Every line that includes the word "sampling" is to be listed.
** begin RECORDS FOR THIS TASK **
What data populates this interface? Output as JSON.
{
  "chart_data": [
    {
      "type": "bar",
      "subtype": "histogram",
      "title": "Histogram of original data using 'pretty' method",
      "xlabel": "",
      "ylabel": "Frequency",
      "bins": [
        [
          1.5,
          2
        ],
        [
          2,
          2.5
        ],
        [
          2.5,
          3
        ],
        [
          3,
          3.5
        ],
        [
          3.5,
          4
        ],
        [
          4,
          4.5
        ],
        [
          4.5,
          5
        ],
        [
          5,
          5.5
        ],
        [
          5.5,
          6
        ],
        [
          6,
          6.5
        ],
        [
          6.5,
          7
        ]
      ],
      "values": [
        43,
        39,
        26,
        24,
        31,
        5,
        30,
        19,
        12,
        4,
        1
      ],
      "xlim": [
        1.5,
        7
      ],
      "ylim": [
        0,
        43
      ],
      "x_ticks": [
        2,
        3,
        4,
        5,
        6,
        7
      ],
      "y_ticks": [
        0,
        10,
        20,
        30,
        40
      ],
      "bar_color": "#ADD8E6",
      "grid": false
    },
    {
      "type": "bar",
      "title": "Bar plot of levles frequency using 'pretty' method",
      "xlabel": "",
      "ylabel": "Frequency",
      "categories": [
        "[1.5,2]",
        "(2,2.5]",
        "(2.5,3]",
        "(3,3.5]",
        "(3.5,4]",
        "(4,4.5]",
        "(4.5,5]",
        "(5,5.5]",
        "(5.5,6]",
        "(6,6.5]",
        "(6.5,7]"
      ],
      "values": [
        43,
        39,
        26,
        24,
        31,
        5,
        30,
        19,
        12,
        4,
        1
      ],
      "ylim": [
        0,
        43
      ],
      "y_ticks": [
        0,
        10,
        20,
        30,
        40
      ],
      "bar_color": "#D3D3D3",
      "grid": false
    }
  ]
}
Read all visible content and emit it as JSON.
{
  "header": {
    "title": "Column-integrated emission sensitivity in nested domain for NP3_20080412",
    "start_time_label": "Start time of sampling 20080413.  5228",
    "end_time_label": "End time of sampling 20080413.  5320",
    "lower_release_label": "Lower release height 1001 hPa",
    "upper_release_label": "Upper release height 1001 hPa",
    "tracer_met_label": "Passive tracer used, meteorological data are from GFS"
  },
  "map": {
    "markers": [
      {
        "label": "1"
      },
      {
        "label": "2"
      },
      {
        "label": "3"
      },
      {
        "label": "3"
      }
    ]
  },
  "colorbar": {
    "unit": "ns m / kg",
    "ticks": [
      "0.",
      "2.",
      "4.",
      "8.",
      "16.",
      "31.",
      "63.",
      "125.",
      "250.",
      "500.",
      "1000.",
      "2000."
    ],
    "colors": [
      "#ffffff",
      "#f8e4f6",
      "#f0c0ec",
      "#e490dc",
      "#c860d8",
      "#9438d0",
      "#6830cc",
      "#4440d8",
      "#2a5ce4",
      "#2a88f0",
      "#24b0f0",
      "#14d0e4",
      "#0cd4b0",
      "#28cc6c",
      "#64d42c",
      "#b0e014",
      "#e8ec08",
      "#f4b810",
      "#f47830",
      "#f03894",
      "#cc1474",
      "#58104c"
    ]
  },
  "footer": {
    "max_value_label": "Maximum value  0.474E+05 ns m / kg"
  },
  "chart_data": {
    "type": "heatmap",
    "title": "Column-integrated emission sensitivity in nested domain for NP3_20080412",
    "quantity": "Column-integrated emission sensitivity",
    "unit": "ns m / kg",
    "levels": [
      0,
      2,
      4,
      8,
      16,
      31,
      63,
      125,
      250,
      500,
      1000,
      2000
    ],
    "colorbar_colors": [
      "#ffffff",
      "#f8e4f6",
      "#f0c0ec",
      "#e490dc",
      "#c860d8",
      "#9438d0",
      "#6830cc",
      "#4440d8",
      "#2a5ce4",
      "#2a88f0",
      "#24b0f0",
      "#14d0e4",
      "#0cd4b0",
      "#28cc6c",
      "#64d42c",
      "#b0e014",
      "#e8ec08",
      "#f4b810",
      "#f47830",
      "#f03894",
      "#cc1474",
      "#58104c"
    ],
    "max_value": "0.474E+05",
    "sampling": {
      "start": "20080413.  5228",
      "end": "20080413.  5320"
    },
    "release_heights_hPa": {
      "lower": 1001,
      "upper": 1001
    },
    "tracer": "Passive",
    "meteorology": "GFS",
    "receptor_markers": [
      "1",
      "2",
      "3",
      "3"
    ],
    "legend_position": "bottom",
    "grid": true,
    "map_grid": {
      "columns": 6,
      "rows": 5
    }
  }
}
** end RECORDS FOR THIS TASK **
§ **WORKED SOLUTION**
    "start_time_label": "Start time of sampling 20080413.  5228",
    "end_time_label": "End time of sampling 20080413.  5320",
    "sampling": {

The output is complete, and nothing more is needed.